Extracted data entries
* start *

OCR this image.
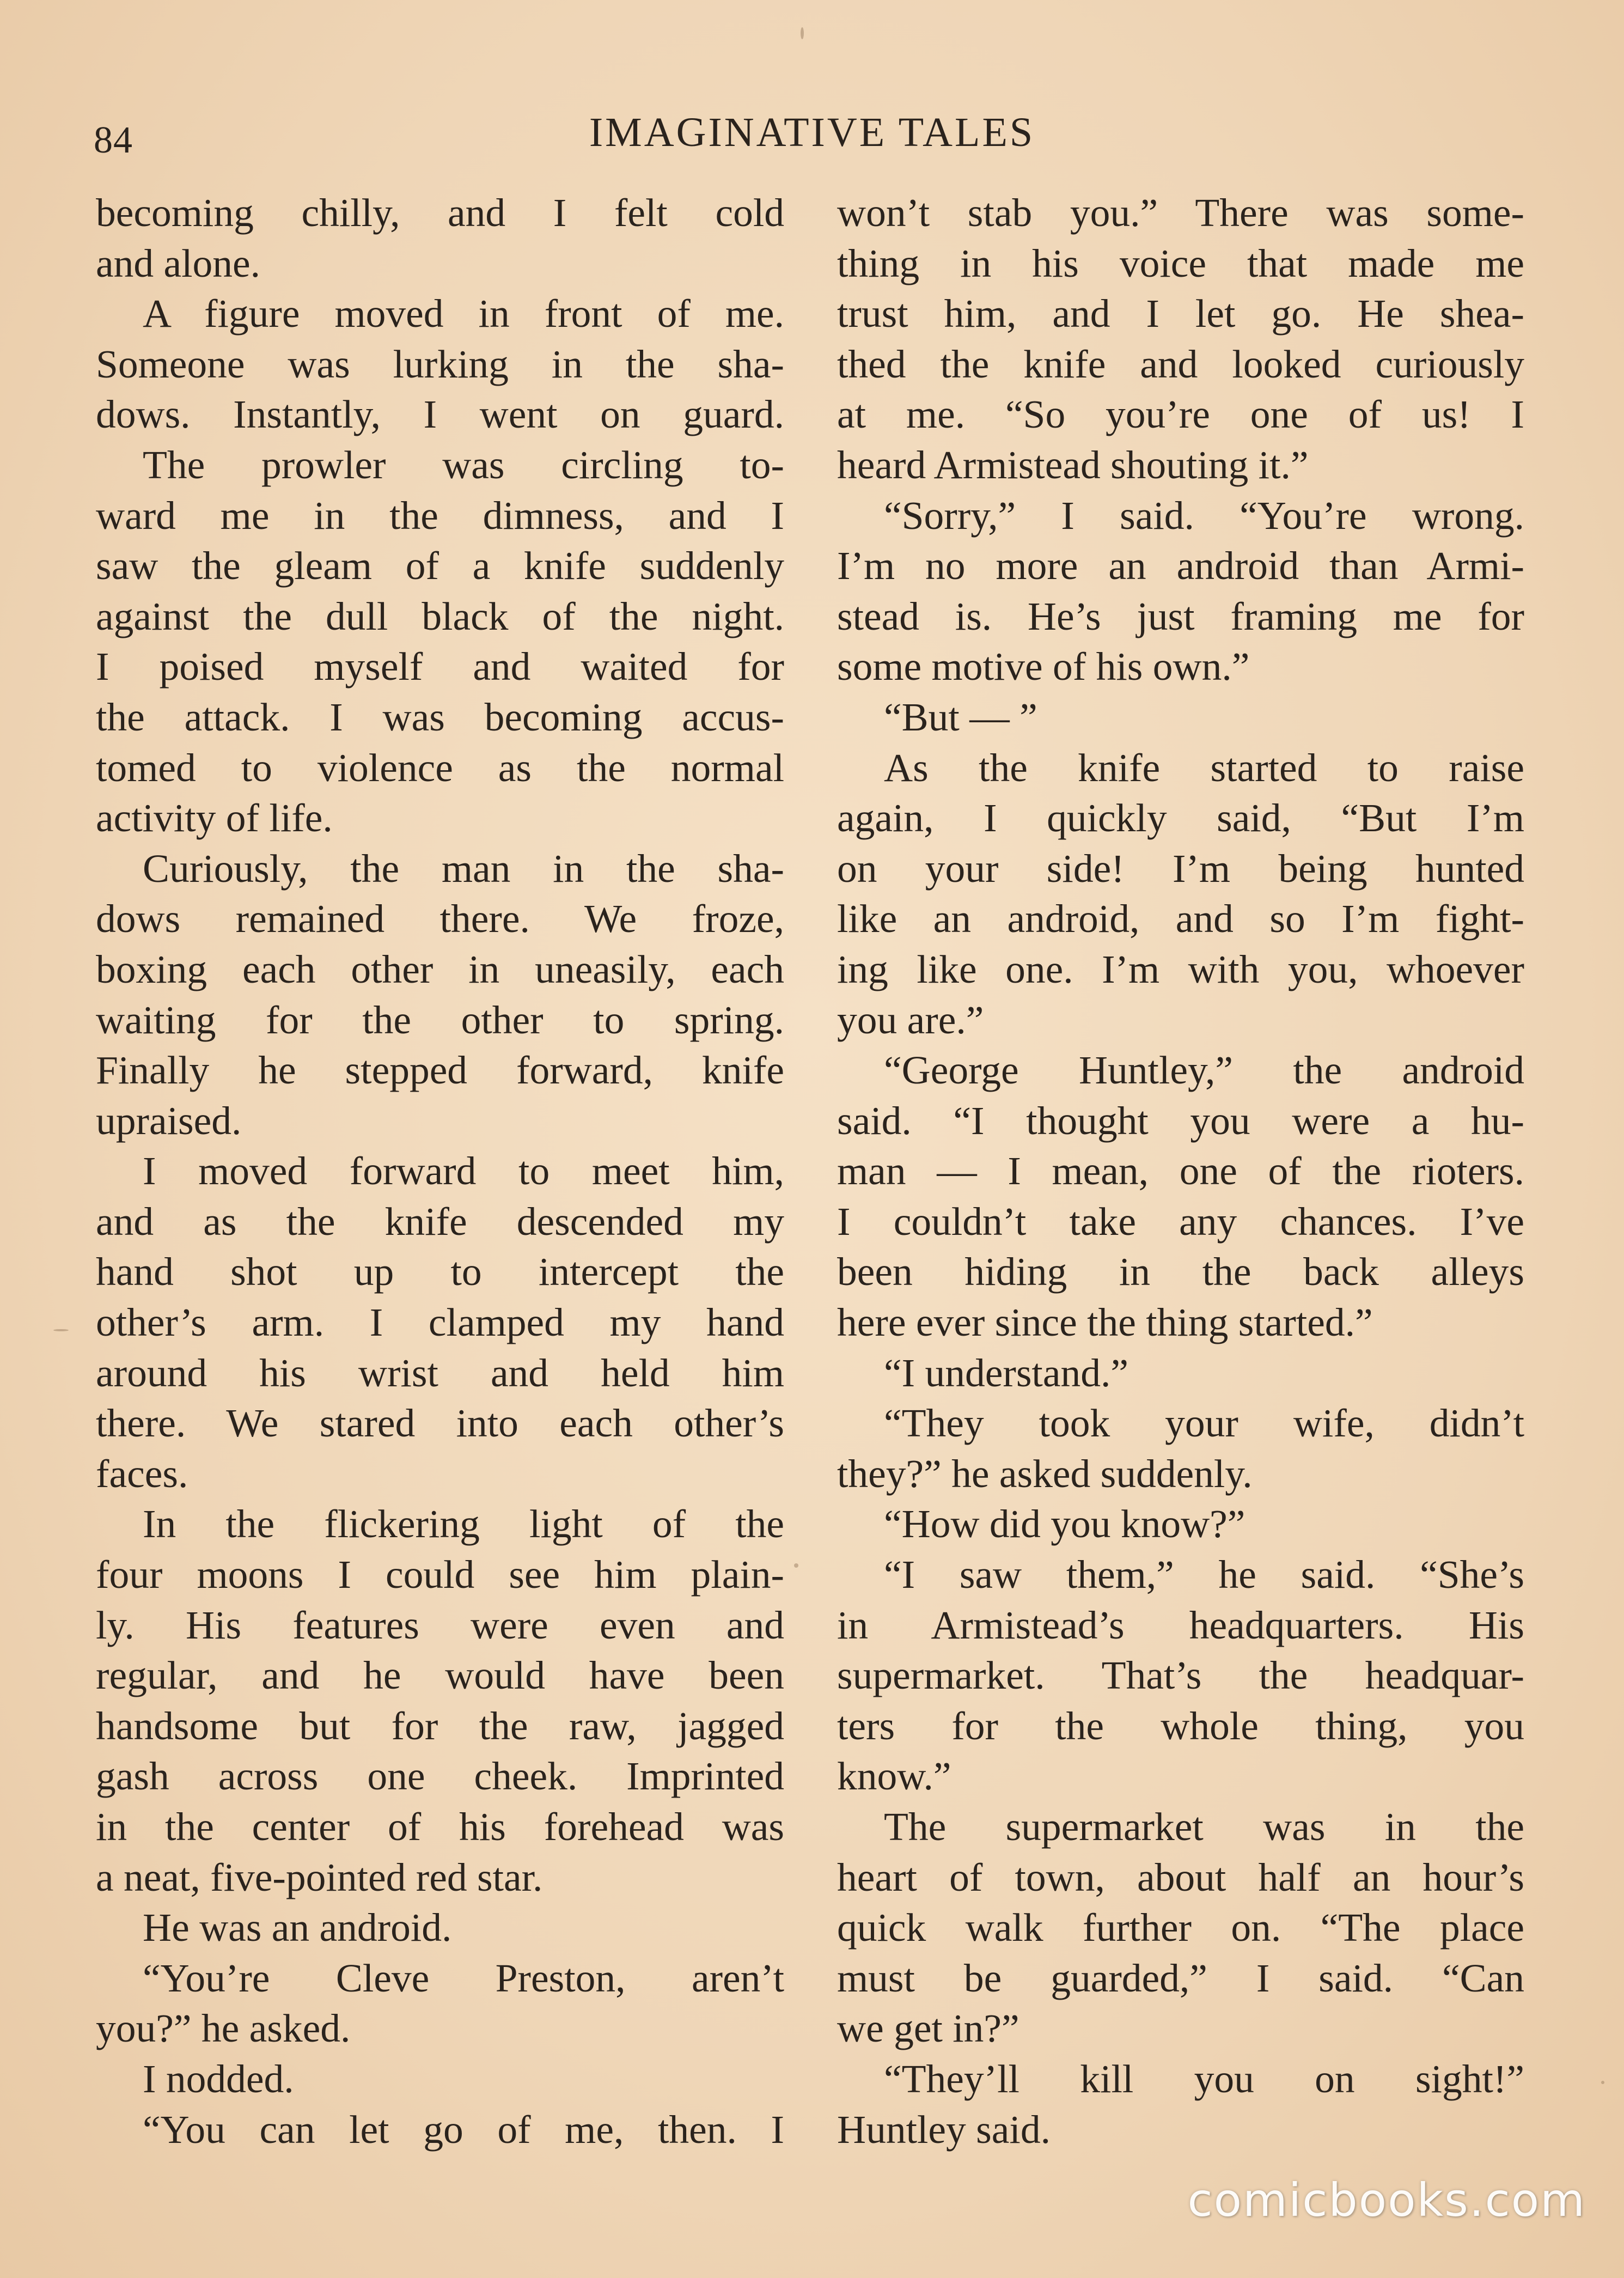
84	IMAGINATIVE TALES
becoming chilly, and I felt cold
and alone.
A figure moved in front of me.
Someone was lurking in the sha-
dows. Instantly, I went on guard.
The prowler was circling to-
ward me in the dimness, and I
saw the gleam of a knife suddenly
against the dull black of the night.
I poised myself and waited for
the attack. I was becoming accus-
tomed to violence as the normal
activity of life.
Curiously, the man in the sha-
dows remained there. We froze,
boxing each other in uneasily, each
waiting for the other to spring.
Finally he stepped forward, knife
upraised.
I moved forward to meet him,
and as the knife descended my
hand shot up to intercept the
other’s arm. I clamped my hand
around his wrist and held him
there. We stared into each other’s
faces.
In the flickering light of the
four moons I could see him plain-
ly. His features were even and
regular, and he would have been
handsome but for the raw, jagged
gash across one cheek. Imprinted
in the center of his forehead was
a neat, five-pointed red star.
He was an android.
“You’re Cleve Preston, aren’t
you?” he asked.
I nodded.
“You can let go of me, then. I
won’t stab you.” There was some-
thing in his voice that made me
trust him, and I let go. He shea-
thed the knife and looked curiously
at me. “So you’re one of us! I
heard Armistead shouting it.”
“Sorry,” I said. “You’re wrong.
I’m no more an android than Armi-
stead is. He’s just framing me for
some motive of his own.”
“But — ”
As the knife started to raise
again, I quickly said, “But I’m
on your side! I’m being hunted
like an android, and so I’m fight-
ing like one. I’m with you, whoever
you are.”
“George Huntley,” the android
said. “I thought you were a hu-
man — I mean, one of the rioters.
I couldn’t take any chances. I’ve
been hiding in the back alleys
here ever since the thing started.”
“I understand.”
“They took your wife, didn’t
they?” he asked suddenly.
“How did you know?”
“I saw them,” he said. “She’s
in Armistead’s headquarters. His
supermarket. That’s the headquar-
ters for the whole thing, you
know.”
The supermarket was in the
heart of town, about half an hour’s
quick walk further on. “The place
must be guarded,” I said. “Can
we get in?”
“They’ll kill you on sight!”
Huntley said.
comicbooks.com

* end *

#### TASK DETAILS:
Filter lines by "said" and return each hit.

#### EXERCISE OUTPUT:
“Sorry,” I said. “You’re wrong.
again, I quickly said, “But I’m
said. “I thought you were a hu-
“I saw them,” he said. “She’s
must be guarded,” I said. “Can
Huntley said.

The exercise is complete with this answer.